> **DATA TO PROCESS**:
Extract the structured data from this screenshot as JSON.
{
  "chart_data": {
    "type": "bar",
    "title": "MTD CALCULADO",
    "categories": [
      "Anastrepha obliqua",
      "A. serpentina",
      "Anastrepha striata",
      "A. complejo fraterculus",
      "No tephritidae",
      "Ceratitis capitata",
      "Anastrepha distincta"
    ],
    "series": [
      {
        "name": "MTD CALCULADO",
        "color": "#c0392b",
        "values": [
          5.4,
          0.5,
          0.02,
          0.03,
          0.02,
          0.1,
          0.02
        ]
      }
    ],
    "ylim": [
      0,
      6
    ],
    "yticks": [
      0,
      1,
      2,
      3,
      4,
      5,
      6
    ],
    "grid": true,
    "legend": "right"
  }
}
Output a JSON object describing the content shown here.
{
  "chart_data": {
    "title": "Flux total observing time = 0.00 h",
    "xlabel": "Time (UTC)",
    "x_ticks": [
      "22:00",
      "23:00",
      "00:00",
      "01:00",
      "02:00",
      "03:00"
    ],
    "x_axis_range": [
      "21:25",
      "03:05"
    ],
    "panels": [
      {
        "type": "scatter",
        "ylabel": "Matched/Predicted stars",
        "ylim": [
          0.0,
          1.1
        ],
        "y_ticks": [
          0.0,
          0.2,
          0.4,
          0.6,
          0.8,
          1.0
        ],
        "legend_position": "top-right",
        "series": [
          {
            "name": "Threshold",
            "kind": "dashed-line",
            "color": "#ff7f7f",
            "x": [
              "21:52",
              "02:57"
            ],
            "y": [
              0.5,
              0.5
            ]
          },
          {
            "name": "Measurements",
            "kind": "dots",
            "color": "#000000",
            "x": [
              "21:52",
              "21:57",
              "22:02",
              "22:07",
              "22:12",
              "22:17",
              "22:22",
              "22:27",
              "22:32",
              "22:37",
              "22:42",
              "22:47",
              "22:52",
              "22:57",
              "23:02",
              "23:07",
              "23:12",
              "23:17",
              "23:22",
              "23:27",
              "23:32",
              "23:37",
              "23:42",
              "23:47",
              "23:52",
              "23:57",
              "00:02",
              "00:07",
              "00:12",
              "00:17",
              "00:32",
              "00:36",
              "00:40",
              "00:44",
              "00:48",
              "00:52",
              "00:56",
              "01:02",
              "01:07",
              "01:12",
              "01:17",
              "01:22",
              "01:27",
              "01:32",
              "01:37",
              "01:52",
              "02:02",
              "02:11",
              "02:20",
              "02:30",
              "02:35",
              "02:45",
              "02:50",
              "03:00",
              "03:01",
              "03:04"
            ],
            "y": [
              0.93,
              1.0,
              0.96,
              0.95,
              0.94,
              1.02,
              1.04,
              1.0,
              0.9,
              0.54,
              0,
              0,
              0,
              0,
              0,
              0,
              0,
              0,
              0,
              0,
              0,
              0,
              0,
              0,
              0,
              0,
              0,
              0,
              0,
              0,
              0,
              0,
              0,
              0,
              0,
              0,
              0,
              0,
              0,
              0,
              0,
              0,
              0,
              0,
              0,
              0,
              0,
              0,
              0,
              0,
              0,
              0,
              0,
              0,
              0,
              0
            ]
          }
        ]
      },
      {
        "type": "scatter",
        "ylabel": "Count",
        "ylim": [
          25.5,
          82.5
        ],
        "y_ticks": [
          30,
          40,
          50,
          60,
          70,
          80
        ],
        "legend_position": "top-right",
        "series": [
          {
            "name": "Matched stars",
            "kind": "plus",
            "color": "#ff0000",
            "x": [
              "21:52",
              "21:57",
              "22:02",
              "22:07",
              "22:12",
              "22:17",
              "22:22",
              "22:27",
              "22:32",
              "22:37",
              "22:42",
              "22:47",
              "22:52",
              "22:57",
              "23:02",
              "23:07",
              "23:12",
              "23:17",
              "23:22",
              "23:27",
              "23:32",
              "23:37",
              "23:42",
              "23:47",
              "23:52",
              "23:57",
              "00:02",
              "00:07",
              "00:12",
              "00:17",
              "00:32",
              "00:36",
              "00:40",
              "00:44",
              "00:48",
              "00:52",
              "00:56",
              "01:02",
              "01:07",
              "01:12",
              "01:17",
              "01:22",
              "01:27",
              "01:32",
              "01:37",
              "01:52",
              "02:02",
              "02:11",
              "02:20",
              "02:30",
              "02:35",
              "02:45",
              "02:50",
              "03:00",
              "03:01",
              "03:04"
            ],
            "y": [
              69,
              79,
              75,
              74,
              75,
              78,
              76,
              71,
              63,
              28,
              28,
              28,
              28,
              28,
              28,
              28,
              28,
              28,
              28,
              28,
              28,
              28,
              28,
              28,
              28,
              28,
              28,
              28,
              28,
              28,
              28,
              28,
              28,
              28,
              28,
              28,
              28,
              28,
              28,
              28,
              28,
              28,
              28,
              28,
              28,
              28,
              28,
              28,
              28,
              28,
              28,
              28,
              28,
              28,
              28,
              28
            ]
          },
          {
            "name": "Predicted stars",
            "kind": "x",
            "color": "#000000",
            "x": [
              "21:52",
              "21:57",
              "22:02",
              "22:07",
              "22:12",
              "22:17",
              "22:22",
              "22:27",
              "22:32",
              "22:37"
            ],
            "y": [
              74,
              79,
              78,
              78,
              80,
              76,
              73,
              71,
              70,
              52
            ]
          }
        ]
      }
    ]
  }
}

> **PROBLEM DESCRIPTION**:
For the records above, state how many lines include the string "title", giving the number and nothing else.

> **TASK ANSWER**:
2